### Work to complete:
Find the lines of the listing that contain the string "Mark", and return them.

=== Begin Enclosure ===

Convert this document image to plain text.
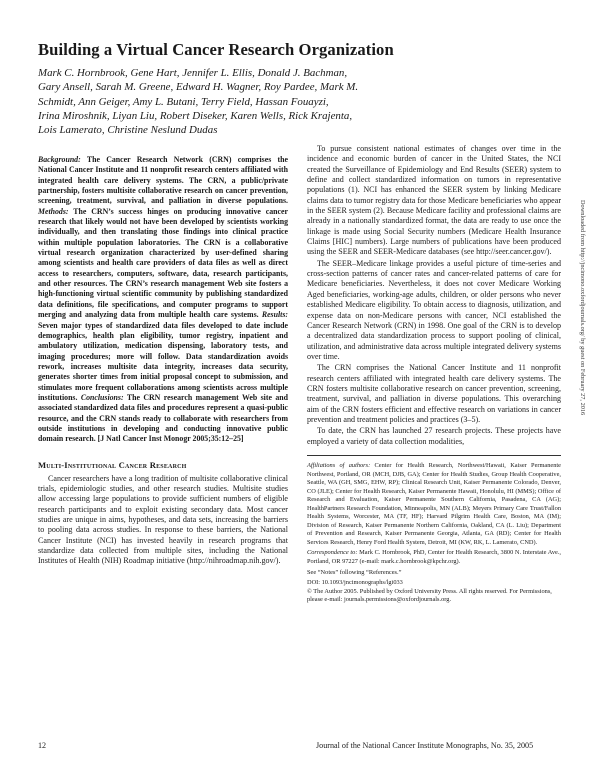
Building a Virtual Cancer Research Organization
Mark C. Hornbrook, Gene Hart, Jennifer L. Ellis, Donald J. Bachman,
Gary Ansell, Sarah M. Greene, Edward H. Wagner, Roy Pardee, Mark M.
Schmidt, Ann Geiger, Amy L. Butani, Terry Field, Hassan Fouayzi,
Irina Miroshnik, Liyan Liu, Robert Diseker, Karen Wells, Rick Krajenta,
Lois Lamerato, Christine Neslund Dudas

Background: The Cancer Research Network (CRN) comprises the National Cancer Institute and 11 nonprofit research centers affiliated with integrated health care delivery systems. The CRN, a public/private partnership, fosters multisite collaborative research on cancer prevention, screening, treatment, survival, and palliation in diverse populations. Methods: The CRN’s success hinges on producing innovative cancer research that likely would not have been developed by scientists working individually, and then translating those findings into clinical practice within multiple population laboratories. The CRN is a collaborative virtual research organization characterized by user-defined sharing among scientists and health care providers of data files as well as direct access to researchers, computers, software, data, research participants, and other resources. The CRN’s research management Web site fosters a high-functioning virtual scientific community by publishing standardized data definitions, file specifications, and computer programs to support merging and analyzing data from multiple health care systems. Results: Seven major types of standardized data files developed to date include demographics, health plan eligibility, tumor registry, inpatient and ambulatory utilization, medication dispensing, laboratory tests, and imaging procedures; more will follow. Data standardization avoids rework, increases multisite data integrity, increases data security, generates shorter times from initial proposal concept to submission, and stimulates more frequent collaborations among scientists across multiple institutions. Conclusions: The CRN research management Web site and associated standardized data files and procedures represent a quasi-public resource, and the CRN stands ready to collaborate with researchers from outside institutions in developing and conducting innovative public domain research. [J Natl Cancer Inst Monogr 2005;35:12–25]

Multi-Institutional Cancer Research

Cancer researchers have a long tradition of multisite collaborative clinical trials, epidemiologic studies, and other research studies. Multisite studies allow accessing large populations to provide sufficient numbers of eligible research participants and to exploit existing secondary data. Most cancer studies are unique in aims, hypotheses, and data sets, increasing the barriers to pooling data across studies. In response to these barriers, the National Cancer Institute (NCI) has invested heavily in research programs that standardize data collected from multiple sites, including the National Institutes of Health (NIH) Roadmap initiative (http://nihroadmap.nih.gov/).

To pursue consistent national estimates of changes over time in the incidence and economic burden of cancer in the United States, the NCI created the Surveillance of Epidemiology and End Results (SEER) system to define and collect standardized information on tumors in representative populations (1). NCI has enhanced the SEER system by linking Medicare claims data to tumor registry data for those Medicare beneficiaries who appear in the SEER system (2). Because Medicare facility and professional claims are already in a nationally standardized format, the data are ready to use once the linkage is made using Social Security numbers (Medicare Health Insurance Claims [HIC] numbers). Large numbers of publications have been produced using the SEER and SEER-Medicare databases (see http://seer.cancer.gov/).

The SEER–Medicare linkage provides a useful picture of time-series and cross-section patterns of cancer rates and cancer-related patterns of care for Medicare beneficiaries. Nevertheless, it does not cover Medicare Working Aged beneficiaries, working-age adults, children, or older persons who never established Medicare eligibility. To obtain access to diagnosis, utilization, and expense data on non-Medicare persons with cancer, NCI established the Cancer Research Network (CRN) in 1998. One goal of the CRN is to develop a decentralized data standardization process to support pooling of clinical, utilization, and administrative data across multiple integrated delivery systems over time.

The CRN comprises the National Cancer Institute and 11 nonprofit research centers affiliated with integrated health care delivery systems. The CRN fosters multisite collaborative research on cancer prevention, screening, treatment, survival, and palliation in diverse populations. This overarching aim of the CRN fosters efficient and effective research on variations in cancer prevention and treatment policies and practices (3–5).

To date, the CRN has launched 27 research projects. These projects have employed a variety of data collection modalities,

Affiliations of authors: Center for Health Research, Northwest/Hawaii, Kaiser Permanente Northwest, Portland, OR (MCH, DJB, GA); Center for Health Studies, Group Health Cooperative, Seattle, WA (GH, SMG, EHW, RP); Clinical Research Unit, Kaiser Permanente Colorado, Denver, CO (JLE); Center for Health Research, Kaiser Permanente Hawaii, Honolulu, HI (MMS); Office of Research and Evaluation, Kaiser Permanente Southern California, Pasadena, CA (AG); HealthPartners Research Foundation, Minneapolis, MN (ALB); Meyers Primary Care Trust/Fallon Health Systems, Worcester, MA (TF, HF); Harvard Pilgrim Health Care, Boston, MA (IM); Division of Research, Kaiser Permanente Northern California, Oakland, CA (L. Liu); Department of Prevention and Research, Kaiser Permanente Georgia, Atlanta, GA (RD); Center for Health Services Research, Henry Ford Health System, Detroit, MI (KW, RK, L. Lamerato, CND).

Correspondence to: Mark C. Hornbrook, PhD, Center for Health Research, 3800 N. Interstate Ave., Portland, OR 97227 (e-mail: mark.c.hornbrook@kpchr.org).

See “Notes” following “References.”

DOI: 10.1093/jncimonographs/lgi033

© The Author 2005. Published by Oxford University Press. All rights reserved. For Permissions, please e-mail: journals.permissions@oxfordjournals.org.

12	Journal of the National Cancer Institute Monographs, No. 35, 2005
Downloaded from http://jncimono.oxfordjournals.org/ by guest on February 27, 2016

=== End Enclosure ===

### Output of the exercise:
Mark C. Hornbrook, Gene Hart, Jennifer L. Ellis, Donald J. Bachman,
Gary Ansell, Sarah M. Greene, Edward H. Wagner, Roy Pardee, Mark M.
Correspondence to: Mark C. Hornbrook, PhD, Center for Health Research, 3800 N. Interstate Ave., Portland, OR 97227 (e-mail: mark.c.hornbrook@kpchr.org).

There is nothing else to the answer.